#### TASK INPUTS

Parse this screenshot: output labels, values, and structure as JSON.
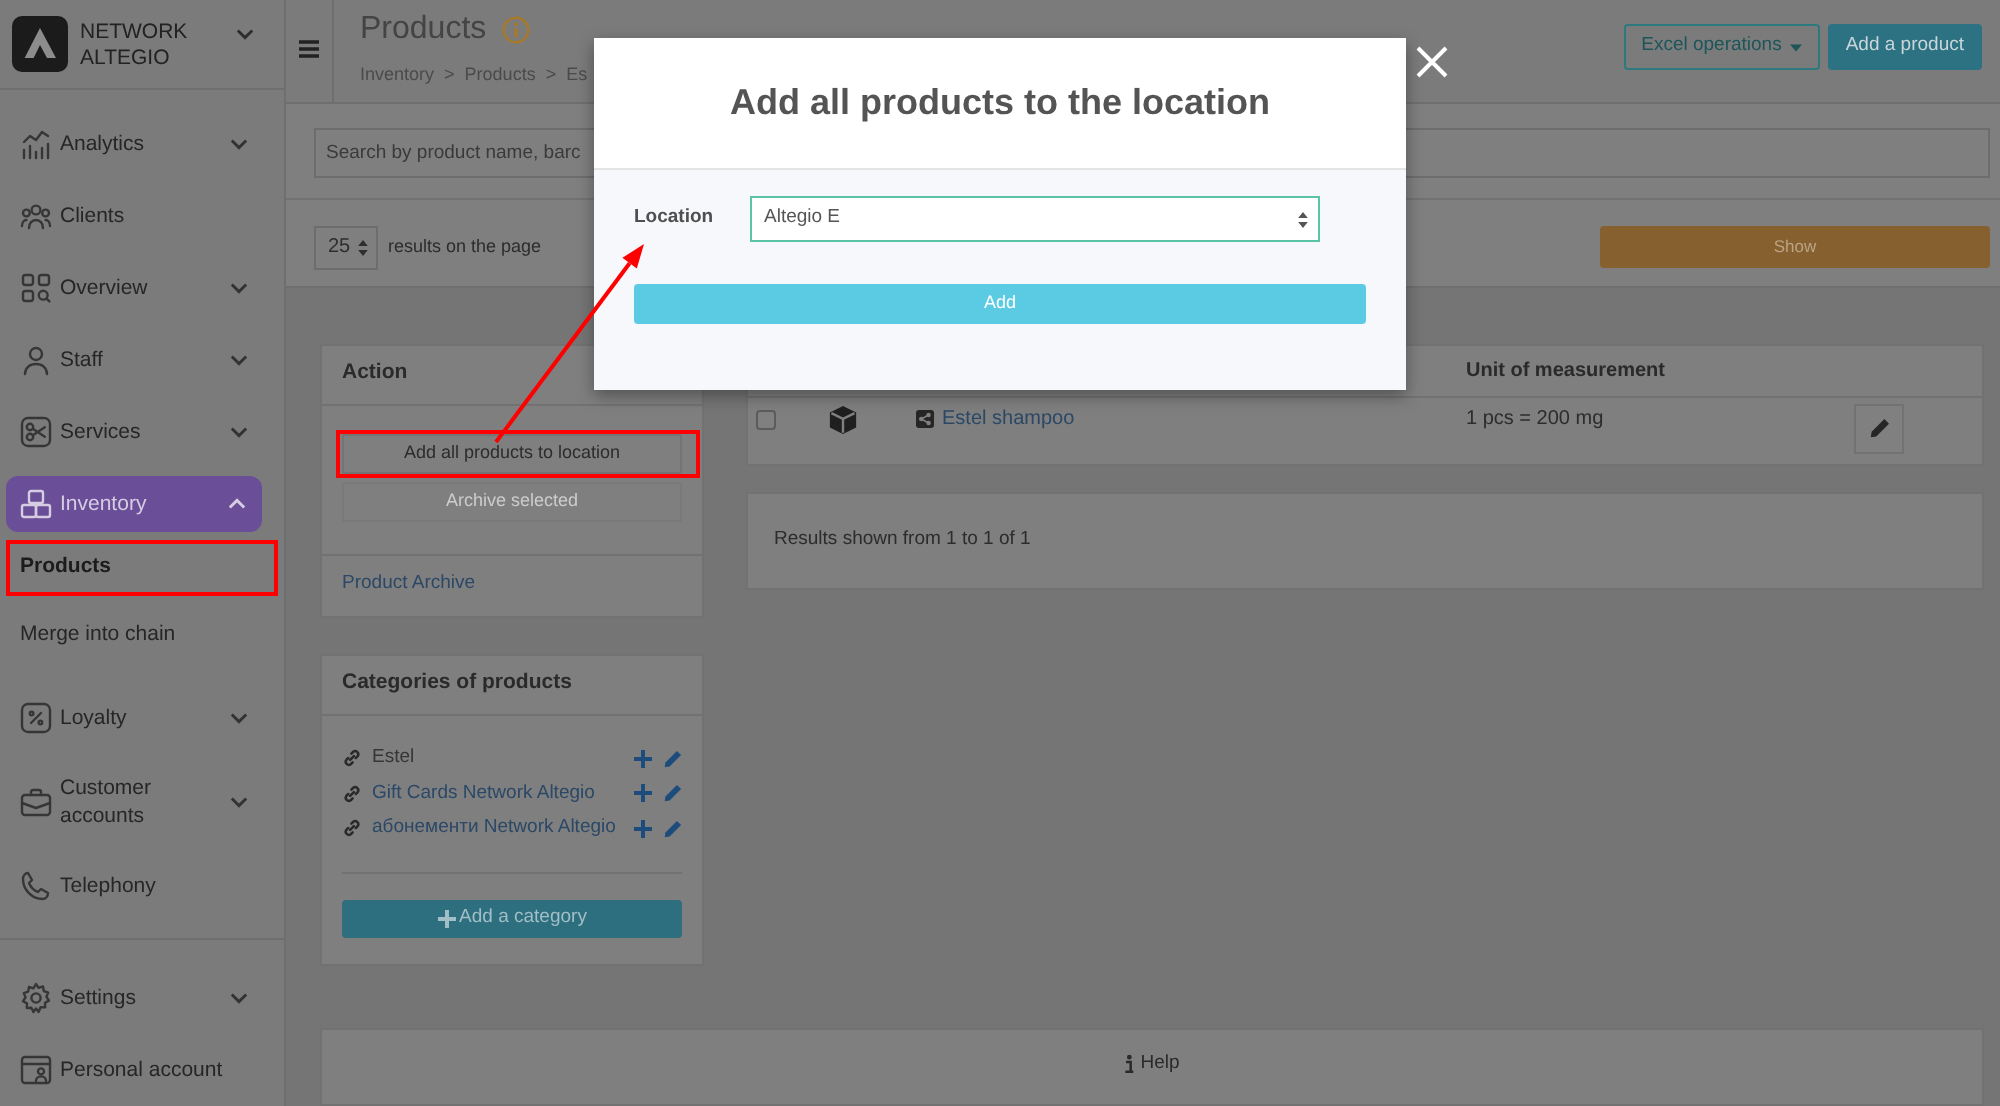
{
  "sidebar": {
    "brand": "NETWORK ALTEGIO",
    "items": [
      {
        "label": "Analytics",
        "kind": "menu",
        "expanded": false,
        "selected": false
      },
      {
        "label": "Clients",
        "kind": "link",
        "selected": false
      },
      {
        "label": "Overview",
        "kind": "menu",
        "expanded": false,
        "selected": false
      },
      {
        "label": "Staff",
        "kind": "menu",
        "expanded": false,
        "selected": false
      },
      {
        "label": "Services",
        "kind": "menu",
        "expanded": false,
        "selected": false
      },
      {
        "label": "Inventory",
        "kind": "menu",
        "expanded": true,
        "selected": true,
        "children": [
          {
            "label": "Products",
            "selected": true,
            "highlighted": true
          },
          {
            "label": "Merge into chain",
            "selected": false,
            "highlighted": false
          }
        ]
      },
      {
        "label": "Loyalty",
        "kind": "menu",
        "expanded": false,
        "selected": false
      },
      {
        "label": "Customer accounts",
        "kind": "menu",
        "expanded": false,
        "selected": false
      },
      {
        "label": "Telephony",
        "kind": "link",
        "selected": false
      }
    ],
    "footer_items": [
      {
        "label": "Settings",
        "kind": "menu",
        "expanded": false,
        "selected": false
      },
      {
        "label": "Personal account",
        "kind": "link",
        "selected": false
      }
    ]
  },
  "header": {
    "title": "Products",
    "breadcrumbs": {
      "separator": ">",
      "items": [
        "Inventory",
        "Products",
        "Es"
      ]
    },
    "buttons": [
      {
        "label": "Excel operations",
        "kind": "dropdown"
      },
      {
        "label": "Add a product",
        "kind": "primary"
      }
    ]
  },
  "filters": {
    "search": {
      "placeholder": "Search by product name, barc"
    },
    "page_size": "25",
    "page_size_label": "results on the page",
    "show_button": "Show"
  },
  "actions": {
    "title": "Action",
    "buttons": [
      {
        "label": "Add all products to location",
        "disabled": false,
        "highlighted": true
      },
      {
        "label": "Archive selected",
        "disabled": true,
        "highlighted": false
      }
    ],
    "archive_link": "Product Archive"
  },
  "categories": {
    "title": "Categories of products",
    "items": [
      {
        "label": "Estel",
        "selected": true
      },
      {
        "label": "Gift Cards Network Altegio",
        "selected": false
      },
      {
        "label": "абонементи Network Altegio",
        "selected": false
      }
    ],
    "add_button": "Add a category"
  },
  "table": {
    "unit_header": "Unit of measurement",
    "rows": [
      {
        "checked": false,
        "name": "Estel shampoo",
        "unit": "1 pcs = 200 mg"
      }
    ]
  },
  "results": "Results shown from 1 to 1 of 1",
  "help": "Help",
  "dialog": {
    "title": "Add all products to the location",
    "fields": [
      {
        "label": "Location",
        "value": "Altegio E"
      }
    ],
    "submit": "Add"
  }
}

########

Take the entries shown above and quote them verbatim, passing over the pictures.

§ **OUTPUT OF THE EXERCISE**
Parse this screenshot: output labels, values, and structure as JSON.
{
  "sidebar": {
    "brand": "NETWORK ALTEGIO",
    "items": [
      {
        "label": "Analytics",
        "kind": "menu",
        "expanded": false,
        "selected": false
      },
      {
        "label": "Clients",
        "kind": "link",
        "selected": false
      },
      {
        "label": "Overview",
        "kind": "menu",
        "expanded": false,
        "selected": false
      },
      {
        "label": "Staff",
        "kind": "menu",
        "expanded": false,
        "selected": false
      },
      {
        "label": "Services",
        "kind": "menu",
        "expanded": false,
        "selected": false
      },
      {
        "label": "Inventory",
        "kind": "menu",
        "expanded": true,
        "selected": true,
        "children": [
          {
            "label": "Products",
            "selected": true,
            "highlighted": true
          },
          {
            "label": "Merge into chain",
            "selected": false,
            "highlighted": false
          }
        ]
      },
      {
        "label": "Loyalty",
        "kind": "menu",
        "expanded": false,
        "selected": false
      },
      {
        "label": "Customer accounts",
        "kind": "menu",
        "expanded": false,
        "selected": false
      },
      {
        "label": "Telephony",
        "kind": "link",
        "selected": false
      }
    ],
    "footer_items": [
      {
        "label": "Settings",
        "kind": "menu",
        "expanded": false,
        "selected": false
      },
      {
        "label": "Personal account",
        "kind": "link",
        "selected": false
      }
    ]
  },
  "header": {
    "title": "Products",
    "breadcrumbs": {
      "separator": ">",
      "items": [
        "Inventory",
        "Products",
        "Es"
      ]
    },
    "buttons": [
      {
        "label": "Excel operations",
        "kind": "dropdown"
      },
      {
        "label": "Add a product",
        "kind": "primary"
      }
    ]
  },
  "filters": {
    "search": {
      "placeholder": "Search by product name, barc"
    },
    "page_size": "25",
    "page_size_label": "results on the page",
    "show_button": "Show"
  },
  "actions": {
    "title": "Action",
    "buttons": [
      {
        "label": "Add all products to location",
        "disabled": false,
        "highlighted": true
      },
      {
        "label": "Archive selected",
        "disabled": true,
        "highlighted": false
      }
    ],
    "archive_link": "Product Archive"
  },
  "categories": {
    "title": "Categories of products",
    "items": [
      {
        "label": "Estel",
        "selected": true
      },
      {
        "label": "Gift Cards Network Altegio",
        "selected": false
      },
      {
        "label": "абонементи Network Altegio",
        "selected": false
      }
    ],
    "add_button": "Add a category"
  },
  "table": {
    "unit_header": "Unit of measurement",
    "rows": [
      {
        "checked": false,
        "name": "Estel shampoo",
        "unit": "1 pcs = 200 mg"
      }
    ]
  },
  "results": "Results shown from 1 to 1 of 1",
  "help": "Help",
  "dialog": {
    "title": "Add all products to the location",
    "fields": [
      {
        "label": "Location",
        "value": "Altegio E"
      }
    ],
    "submit": "Add"
  }
}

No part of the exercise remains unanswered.